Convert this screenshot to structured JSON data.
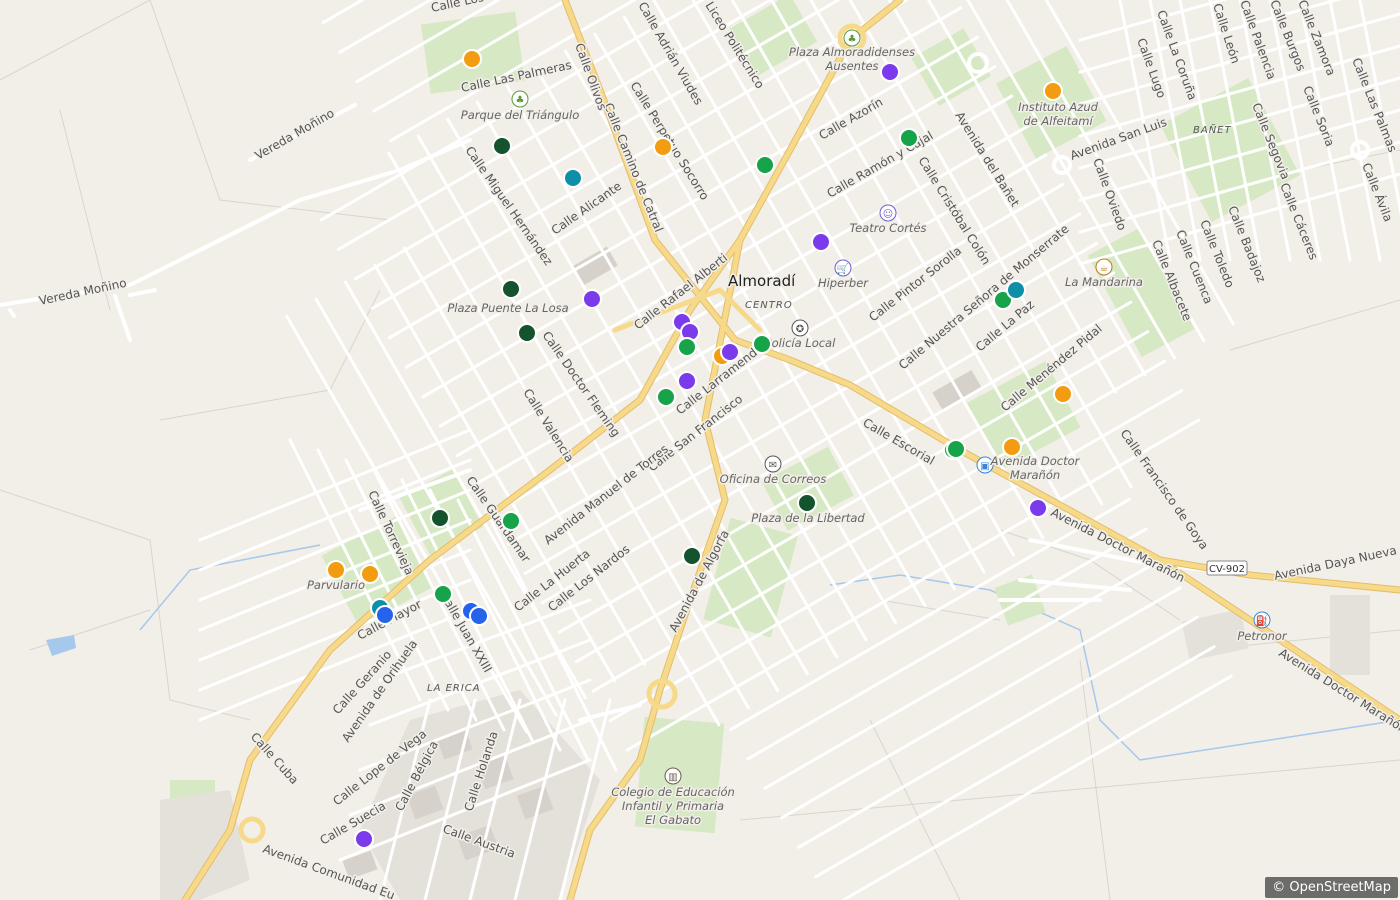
{
  "map": {
    "place_name": "Almoradí",
    "district_labels": [
      "CENTRO",
      "LA ERICA",
      "BAÑET"
    ],
    "route_shield": "CV-902",
    "attribution": "© OpenStreetMap"
  },
  "streets": [
    "Calle Los",
    "Calle Las Palmeras",
    "Vereda Moñino",
    "Vereda Moñino",
    "Calle Miguel Hernández",
    "Calle Alicante",
    "Calle Camino de Catral",
    "Calle Perpetuo Socorro",
    "Calle Adrián Viudes",
    "Liceo Politécnico",
    "Calle Rafael Alberti",
    "Calle Azorín",
    "Calle Ramón y Cajal",
    "Calle Cristóbal Colón",
    "Avenida del Bañet",
    "Avenida San Luis",
    "Calle Oviedo",
    "Calle Lugo",
    "Calle La Coruña",
    "Calle León",
    "Calle Palencia",
    "Calle Burgos",
    "Calle Zamora",
    "Calle Las Palmas",
    "Calle Segovia",
    "Calle Soria",
    "Calle Ávila",
    "Calle Cáceres",
    "Calle Badajoz",
    "Calle Toledo",
    "Calle Cuenca",
    "Calle Albacete",
    "Calle Doctor Fleming",
    "Calle Valencia",
    "Calle Larramendi",
    "Calle San Francisco",
    "Avenida Manuel de Torres",
    "Calle Guardamar",
    "Calle Pintor Sorolla",
    "Calle Nuestra Señora de Monserrate",
    "Calle La Paz",
    "Calle Menéndez Pidal",
    "Calle Escorial",
    "Calle Francisco de Goya",
    "Avenida Doctor Marañón",
    "Avenida Doctor Marañón",
    "Avenida Daya Nueva",
    "Calle Torrevieja",
    "Calle Mayor",
    "Calle Juan XXIII",
    "Calle La Huerta",
    "Calle Los Nardos",
    "Avenida de Algorfa",
    "Calle Geranio",
    "Avenida de Orihuela",
    "Calle Cuba",
    "Calle Lope de Vega",
    "Calle Bélgica",
    "Calle Holanda",
    "Calle Suecia",
    "Calle Austria",
    "Avenida Comunidad Eu",
    "Calle Olivos"
  ],
  "pois": [
    {
      "label": "Plaza Almoradidenses Ausentes",
      "icon": "park-icon"
    },
    {
      "label": "Parque del Triángulo",
      "icon": "park-icon"
    },
    {
      "label": "Instituto Azud de Alfeitamí",
      "icon": "school-icon"
    },
    {
      "label": "Teatro Cortés",
      "icon": "theatre-icon"
    },
    {
      "label": "Hiperber",
      "icon": "shop-icon"
    },
    {
      "label": "La Mandarina",
      "icon": "cafe-icon"
    },
    {
      "label": "Plaza Puente La Losa",
      "icon": ""
    },
    {
      "label": "Policía Local",
      "icon": "police-icon"
    },
    {
      "label": "Avenida Doctor Marañón",
      "icon": "bus-stop-icon"
    },
    {
      "label": "Oficina de Correos",
      "icon": "post-office-icon"
    },
    {
      "label": "Plaza de la Libertad",
      "icon": ""
    },
    {
      "label": "Parvulario",
      "icon": ""
    },
    {
      "label": "Petronor",
      "icon": "fuel-icon"
    },
    {
      "label": "Colegio de Educación Infantil y Primaria El Gabato",
      "icon": "school-icon"
    }
  ],
  "colors": {
    "background": "#f2efe9",
    "road": "#ffffff",
    "major_road": "#f7d98a",
    "park": "#d6e9c4",
    "water": "#a6c8ec",
    "marker_orange": "#f39c12",
    "marker_purple": "#7c3aed",
    "marker_green": "#16a34a",
    "marker_darkgreen": "#14532d",
    "marker_teal": "#0e8fa8",
    "marker_blue": "#2563eb"
  },
  "markers": [
    {
      "category": "orange"
    },
    {
      "category": "orange"
    },
    {
      "category": "orange"
    },
    {
      "category": "orange"
    },
    {
      "category": "orange"
    },
    {
      "category": "orange"
    },
    {
      "category": "orange"
    },
    {
      "category": "orange"
    },
    {
      "category": "purple"
    },
    {
      "category": "purple"
    },
    {
      "category": "purple"
    },
    {
      "category": "purple"
    },
    {
      "category": "purple"
    },
    {
      "category": "purple"
    },
    {
      "category": "purple"
    },
    {
      "category": "purple"
    },
    {
      "category": "purple"
    },
    {
      "category": "purple"
    },
    {
      "category": "green"
    },
    {
      "category": "green"
    },
    {
      "category": "green"
    },
    {
      "category": "green"
    },
    {
      "category": "green"
    },
    {
      "category": "green"
    },
    {
      "category": "green"
    },
    {
      "category": "green"
    },
    {
      "category": "green"
    },
    {
      "category": "green"
    },
    {
      "category": "darkgreen"
    },
    {
      "category": "darkgreen"
    },
    {
      "category": "darkgreen"
    },
    {
      "category": "darkgreen"
    },
    {
      "category": "darkgreen"
    },
    {
      "category": "darkgreen"
    },
    {
      "category": "teal"
    },
    {
      "category": "teal"
    },
    {
      "category": "teal"
    },
    {
      "category": "blue"
    },
    {
      "category": "blue"
    },
    {
      "category": "blue"
    }
  ]
}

- **TO BE DONE**
Using the material above, retype each entry exactly and omit the pictures.

- **ANSWER TO THE EXERCISE**
Convert this screenshot to structured JSON data.
{
  "map": {
    "place_name": "Almoradí",
    "district_labels": [
      "CENTRO",
      "LA ERICA",
      "BAÑET"
    ],
    "route_shield": "CV-902",
    "attribution": "© OpenStreetMap"
  },
  "streets": [
    "Calle Los",
    "Calle Las Palmeras",
    "Vereda Moñino",
    "Vereda Moñino",
    "Calle Miguel Hernández",
    "Calle Alicante",
    "Calle Camino de Catral",
    "Calle Perpetuo Socorro",
    "Calle Adrián Viudes",
    "Liceo Politécnico",
    "Calle Rafael Alberti",
    "Calle Azorín",
    "Calle Ramón y Cajal",
    "Calle Cristóbal Colón",
    "Avenida del Bañet",
    "Avenida San Luis",
    "Calle Oviedo",
    "Calle Lugo",
    "Calle La Coruña",
    "Calle León",
    "Calle Palencia",
    "Calle Burgos",
    "Calle Zamora",
    "Calle Las Palmas",
    "Calle Segovia",
    "Calle Soria",
    "Calle Ávila",
    "Calle Cáceres",
    "Calle Badajoz",
    "Calle Toledo",
    "Calle Cuenca",
    "Calle Albacete",
    "Calle Doctor Fleming",
    "Calle Valencia",
    "Calle Larramendi",
    "Calle San Francisco",
    "Avenida Manuel de Torres",
    "Calle Guardamar",
    "Calle Pintor Sorolla",
    "Calle Nuestra Señora de Monserrate",
    "Calle La Paz",
    "Calle Menéndez Pidal",
    "Calle Escorial",
    "Calle Francisco de Goya",
    "Avenida Doctor Marañón",
    "Avenida Doctor Marañón",
    "Avenida Daya Nueva",
    "Calle Torrevieja",
    "Calle Mayor",
    "Calle Juan XXIII",
    "Calle La Huerta",
    "Calle Los Nardos",
    "Avenida de Algorfa",
    "Calle Geranio",
    "Avenida de Orihuela",
    "Calle Cuba",
    "Calle Lope de Vega",
    "Calle Bélgica",
    "Calle Holanda",
    "Calle Suecia",
    "Calle Austria",
    "Avenida Comunidad Eu",
    "Calle Olivos"
  ],
  "pois": [
    {
      "label": "Plaza Almoradidenses Ausentes",
      "icon": "park-icon"
    },
    {
      "label": "Parque del Triángulo",
      "icon": "park-icon"
    },
    {
      "label": "Instituto Azud de Alfeitamí",
      "icon": "school-icon"
    },
    {
      "label": "Teatro Cortés",
      "icon": "theatre-icon"
    },
    {
      "label": "Hiperber",
      "icon": "shop-icon"
    },
    {
      "label": "La Mandarina",
      "icon": "cafe-icon"
    },
    {
      "label": "Plaza Puente La Losa",
      "icon": ""
    },
    {
      "label": "Policía Local",
      "icon": "police-icon"
    },
    {
      "label": "Avenida Doctor Marañón",
      "icon": "bus-stop-icon"
    },
    {
      "label": "Oficina de Correos",
      "icon": "post-office-icon"
    },
    {
      "label": "Plaza de la Libertad",
      "icon": ""
    },
    {
      "label": "Parvulario",
      "icon": ""
    },
    {
      "label": "Petronor",
      "icon": "fuel-icon"
    },
    {
      "label": "Colegio de Educación Infantil y Primaria El Gabato",
      "icon": "school-icon"
    }
  ],
  "colors": {
    "background": "#f2efe9",
    "road": "#ffffff",
    "major_road": "#f7d98a",
    "park": "#d6e9c4",
    "water": "#a6c8ec",
    "marker_orange": "#f39c12",
    "marker_purple": "#7c3aed",
    "marker_green": "#16a34a",
    "marker_darkgreen": "#14532d",
    "marker_teal": "#0e8fa8",
    "marker_blue": "#2563eb"
  },
  "markers": [
    {
      "category": "orange"
    },
    {
      "category": "orange"
    },
    {
      "category": "orange"
    },
    {
      "category": "orange"
    },
    {
      "category": "orange"
    },
    {
      "category": "orange"
    },
    {
      "category": "orange"
    },
    {
      "category": "orange"
    },
    {
      "category": "purple"
    },
    {
      "category": "purple"
    },
    {
      "category": "purple"
    },
    {
      "category": "purple"
    },
    {
      "category": "purple"
    },
    {
      "category": "purple"
    },
    {
      "category": "purple"
    },
    {
      "category": "purple"
    },
    {
      "category": "purple"
    },
    {
      "category": "purple"
    },
    {
      "category": "green"
    },
    {
      "category": "green"
    },
    {
      "category": "green"
    },
    {
      "category": "green"
    },
    {
      "category": "green"
    },
    {
      "category": "green"
    },
    {
      "category": "green"
    },
    {
      "category": "green"
    },
    {
      "category": "green"
    },
    {
      "category": "green"
    },
    {
      "category": "darkgreen"
    },
    {
      "category": "darkgreen"
    },
    {
      "category": "darkgreen"
    },
    {
      "category": "darkgreen"
    },
    {
      "category": "darkgreen"
    },
    {
      "category": "darkgreen"
    },
    {
      "category": "teal"
    },
    {
      "category": "teal"
    },
    {
      "category": "teal"
    },
    {
      "category": "blue"
    },
    {
      "category": "blue"
    },
    {
      "category": "blue"
    }
  ]
}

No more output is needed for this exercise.